• _Set task_
Will you write out the data exactly, excluding every picture?

• _Extracted information_
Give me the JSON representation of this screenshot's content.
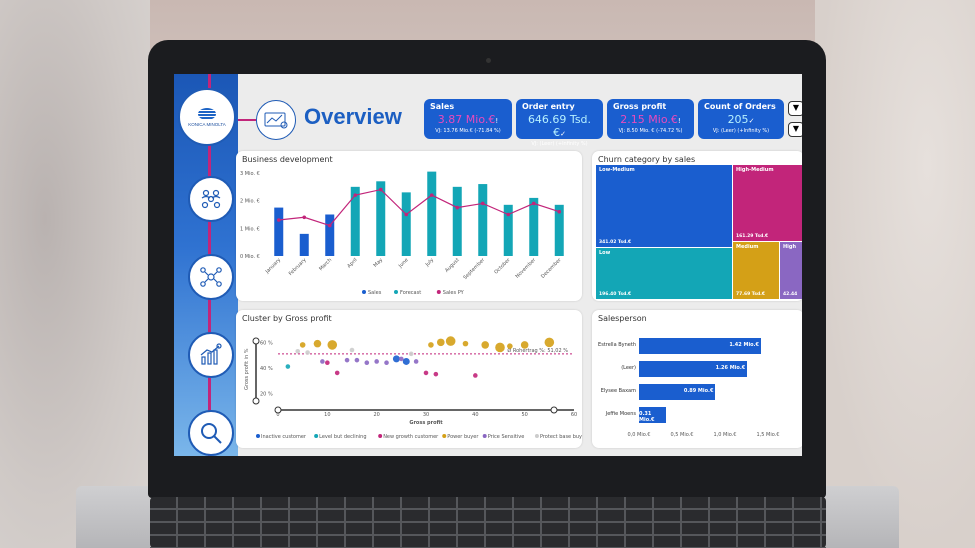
{
  "page": {
    "title": "Overview",
    "logo_text": "KONICA MINOLTA"
  },
  "colors": {
    "primary": "#1a5ecf",
    "teal": "#13a6b6",
    "magenta": "#c2257a",
    "gold": "#d4a017",
    "purple": "#8a67c2"
  },
  "kpis": [
    {
      "title": "Sales",
      "value": "3.87 Mio.€",
      "value_color": "#e84bbd",
      "indicator": "!",
      "sub": "VJ: 13.76 Mio.€ (-71.84 %)"
    },
    {
      "title": "Order entry",
      "value": "646.69 Tsd.€",
      "value_color": "#b6f0ff",
      "indicator": "✓",
      "sub": "VJ: (Leer) (+Infinity %)"
    },
    {
      "title": "Gross profit",
      "value": "2.15 Mio.€",
      "value_color": "#e84bbd",
      "indicator": "!",
      "sub": "VJ: 8.50 Mio. € (-74.72 %)"
    },
    {
      "title": "Count of Orders",
      "value": "205",
      "value_color": "#b6f0ff",
      "indicator": "✓",
      "sub": "VJ: (Leer) (+Infinity %)"
    }
  ],
  "business": {
    "title": "Business development",
    "legend": [
      "Sales",
      "Forecast",
      "Sales PY"
    ]
  },
  "chart_data": [
    {
      "type": "bar",
      "title": "Business development",
      "categories": [
        "January",
        "February",
        "March",
        "April",
        "May",
        "June",
        "July",
        "August",
        "September",
        "October",
        "November",
        "December"
      ],
      "yticks": [
        "0 Mio. €",
        "1 Mio. €",
        "2 Mio. €",
        "3 Mio. €"
      ],
      "ylim": [
        0,
        3
      ],
      "series": [
        {
          "name": "Sales",
          "values": [
            1.75,
            0.8,
            1.5,
            null,
            null,
            null,
            null,
            null,
            null,
            null,
            null,
            null
          ]
        },
        {
          "name": "Forecast",
          "values": [
            null,
            null,
            null,
            2.5,
            2.7,
            2.3,
            3.05,
            2.5,
            2.6,
            1.85,
            2.1,
            1.85
          ]
        },
        {
          "name": "Sales PY",
          "values": [
            1.3,
            1.4,
            1.1,
            2.2,
            2.4,
            1.5,
            2.2,
            1.75,
            1.9,
            1.5,
            1.9,
            1.6
          ]
        }
      ]
    },
    {
      "type": "scatter",
      "title": "Cluster by Gross profit",
      "xlabel": "Gross profit",
      "ylabel": "Gross profit in %",
      "xticks": [
        "0",
        "10",
        "20",
        "30",
        "40",
        "50",
        "60"
      ],
      "yticks": [
        "20 %",
        "40 %",
        "60 %"
      ],
      "reference_line": "Ø Rohertrag %: 51,02 %",
      "series": [
        {
          "name": "Inactive customer",
          "points": [
            [
              26,
              45
            ],
            [
              24,
              47
            ]
          ]
        },
        {
          "name": "Level but declining",
          "points": [
            [
              2,
              41
            ]
          ]
        },
        {
          "name": "New growth customer",
          "points": [
            [
              10,
              44
            ],
            [
              12,
              36
            ],
            [
              30,
              36
            ],
            [
              32,
              35
            ],
            [
              40,
              34
            ]
          ]
        },
        {
          "name": "Power buyer",
          "points": [
            [
              5,
              58
            ],
            [
              8,
              59
            ],
            [
              11,
              58
            ],
            [
              31,
              58
            ],
            [
              33,
              60
            ],
            [
              35,
              61
            ],
            [
              38,
              59
            ],
            [
              42,
              58
            ],
            [
              45,
              56
            ],
            [
              47,
              57
            ],
            [
              50,
              58
            ],
            [
              55,
              60
            ]
          ]
        },
        {
          "name": "Price Sensitive",
          "points": [
            [
              9,
              45
            ],
            [
              14,
              46
            ],
            [
              16,
              46
            ],
            [
              18,
              44
            ],
            [
              20,
              45
            ],
            [
              22,
              44
            ],
            [
              25,
              47
            ],
            [
              28,
              45
            ]
          ]
        },
        {
          "name": "Protect base buyer",
          "points": [
            [
              4,
              53
            ],
            [
              6,
              52
            ],
            [
              15,
              54
            ],
            [
              27,
              51
            ]
          ]
        }
      ]
    },
    {
      "type": "heatmap",
      "title": "Churn category by sales",
      "cells": [
        {
          "label": "Low-Medium",
          "value": "341.02 Tsd.€"
        },
        {
          "label": "High-Medium",
          "value": "161.29 Tsd.€"
        },
        {
          "label": "Low",
          "value": "196.40 Tsd.€"
        },
        {
          "label": "Medium",
          "value": "77.69 Tsd.€"
        },
        {
          "label": "High",
          "value": "42.44"
        }
      ]
    },
    {
      "type": "bar",
      "title": "Salesperson",
      "categories": [
        "Estrella Byneth",
        "(Leer)",
        "Elysee Baxam",
        "Jeffie Moens"
      ],
      "values": [
        1.42,
        1.26,
        0.89,
        0.31
      ],
      "labels": [
        "1.42 Mio.€",
        "1.26 Mio.€",
        "0.89 Mio.€",
        "0.31 Mio.€"
      ],
      "xticks": [
        "0,0 Mio.€",
        "0,5 Mio.€",
        "1,0 Mio.€",
        "1,5 Mio.€"
      ]
    }
  ],
  "cluster": {
    "title": "Cluster by Gross profit",
    "legend": [
      "Inactive customer",
      "Level but declining",
      "New growth customer",
      "Power buyer",
      "Price Sensitive",
      "Protect base buyer"
    ],
    "slider_min": "0",
    "slider_max": "30"
  },
  "treemap": {
    "title": "Churn category by sales"
  },
  "salesperson": {
    "title": "Salesperson"
  },
  "filter_icons": [
    "filter-icon",
    "filter-icon"
  ]
}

• _Solved problem_
Give me the JSON representation of this screenshot's content.
{
  "page": {
    "title": "Overview",
    "logo_text": "KONICA MINOLTA"
  },
  "colors": {
    "primary": "#1a5ecf",
    "teal": "#13a6b6",
    "magenta": "#c2257a",
    "gold": "#d4a017",
    "purple": "#8a67c2"
  },
  "kpis": [
    {
      "title": "Sales",
      "value": "3.87 Mio.€",
      "value_color": "#e84bbd",
      "indicator": "!",
      "sub": "VJ: 13.76 Mio.€ (-71.84 %)"
    },
    {
      "title": "Order entry",
      "value": "646.69 Tsd.€",
      "value_color": "#b6f0ff",
      "indicator": "✓",
      "sub": "VJ: (Leer) (+Infinity %)"
    },
    {
      "title": "Gross profit",
      "value": "2.15 Mio.€",
      "value_color": "#e84bbd",
      "indicator": "!",
      "sub": "VJ: 8.50 Mio. € (-74.72 %)"
    },
    {
      "title": "Count of Orders",
      "value": "205",
      "value_color": "#b6f0ff",
      "indicator": "✓",
      "sub": "VJ: (Leer) (+Infinity %)"
    }
  ],
  "business": {
    "title": "Business development",
    "legend": [
      "Sales",
      "Forecast",
      "Sales PY"
    ]
  },
  "chart_data": [
    {
      "type": "bar",
      "title": "Business development",
      "categories": [
        "January",
        "February",
        "March",
        "April",
        "May",
        "June",
        "July",
        "August",
        "September",
        "October",
        "November",
        "December"
      ],
      "yticks": [
        "0 Mio. €",
        "1 Mio. €",
        "2 Mio. €",
        "3 Mio. €"
      ],
      "ylim": [
        0,
        3
      ],
      "series": [
        {
          "name": "Sales",
          "values": [
            1.75,
            0.8,
            1.5,
            null,
            null,
            null,
            null,
            null,
            null,
            null,
            null,
            null
          ]
        },
        {
          "name": "Forecast",
          "values": [
            null,
            null,
            null,
            2.5,
            2.7,
            2.3,
            3.05,
            2.5,
            2.6,
            1.85,
            2.1,
            1.85
          ]
        },
        {
          "name": "Sales PY",
          "values": [
            1.3,
            1.4,
            1.1,
            2.2,
            2.4,
            1.5,
            2.2,
            1.75,
            1.9,
            1.5,
            1.9,
            1.6
          ]
        }
      ]
    },
    {
      "type": "scatter",
      "title": "Cluster by Gross profit",
      "xlabel": "Gross profit",
      "ylabel": "Gross profit in %",
      "xticks": [
        "0",
        "10",
        "20",
        "30",
        "40",
        "50",
        "60"
      ],
      "yticks": [
        "20 %",
        "40 %",
        "60 %"
      ],
      "reference_line": "Ø Rohertrag %: 51,02 %",
      "series": [
        {
          "name": "Inactive customer",
          "points": [
            [
              26,
              45
            ],
            [
              24,
              47
            ]
          ]
        },
        {
          "name": "Level but declining",
          "points": [
            [
              2,
              41
            ]
          ]
        },
        {
          "name": "New growth customer",
          "points": [
            [
              10,
              44
            ],
            [
              12,
              36
            ],
            [
              30,
              36
            ],
            [
              32,
              35
            ],
            [
              40,
              34
            ]
          ]
        },
        {
          "name": "Power buyer",
          "points": [
            [
              5,
              58
            ],
            [
              8,
              59
            ],
            [
              11,
              58
            ],
            [
              31,
              58
            ],
            [
              33,
              60
            ],
            [
              35,
              61
            ],
            [
              38,
              59
            ],
            [
              42,
              58
            ],
            [
              45,
              56
            ],
            [
              47,
              57
            ],
            [
              50,
              58
            ],
            [
              55,
              60
            ]
          ]
        },
        {
          "name": "Price Sensitive",
          "points": [
            [
              9,
              45
            ],
            [
              14,
              46
            ],
            [
              16,
              46
            ],
            [
              18,
              44
            ],
            [
              20,
              45
            ],
            [
              22,
              44
            ],
            [
              25,
              47
            ],
            [
              28,
              45
            ]
          ]
        },
        {
          "name": "Protect base buyer",
          "points": [
            [
              4,
              53
            ],
            [
              6,
              52
            ],
            [
              15,
              54
            ],
            [
              27,
              51
            ]
          ]
        }
      ]
    },
    {
      "type": "heatmap",
      "title": "Churn category by sales",
      "cells": [
        {
          "label": "Low-Medium",
          "value": "341.02 Tsd.€"
        },
        {
          "label": "High-Medium",
          "value": "161.29 Tsd.€"
        },
        {
          "label": "Low",
          "value": "196.40 Tsd.€"
        },
        {
          "label": "Medium",
          "value": "77.69 Tsd.€"
        },
        {
          "label": "High",
          "value": "42.44"
        }
      ]
    },
    {
      "type": "bar",
      "title": "Salesperson",
      "categories": [
        "Estrella Byneth",
        "(Leer)",
        "Elysee Baxam",
        "Jeffie Moens"
      ],
      "values": [
        1.42,
        1.26,
        0.89,
        0.31
      ],
      "labels": [
        "1.42 Mio.€",
        "1.26 Mio.€",
        "0.89 Mio.€",
        "0.31 Mio.€"
      ],
      "xticks": [
        "0,0 Mio.€",
        "0,5 Mio.€",
        "1,0 Mio.€",
        "1,5 Mio.€"
      ]
    }
  ],
  "cluster": {
    "title": "Cluster by Gross profit",
    "legend": [
      "Inactive customer",
      "Level but declining",
      "New growth customer",
      "Power buyer",
      "Price Sensitive",
      "Protect base buyer"
    ],
    "slider_min": "0",
    "slider_max": "30"
  },
  "treemap": {
    "title": "Churn category by sales"
  },
  "salesperson": {
    "title": "Salesperson"
  },
  "filter_icons": [
    "filter-icon",
    "filter-icon"
  ]
}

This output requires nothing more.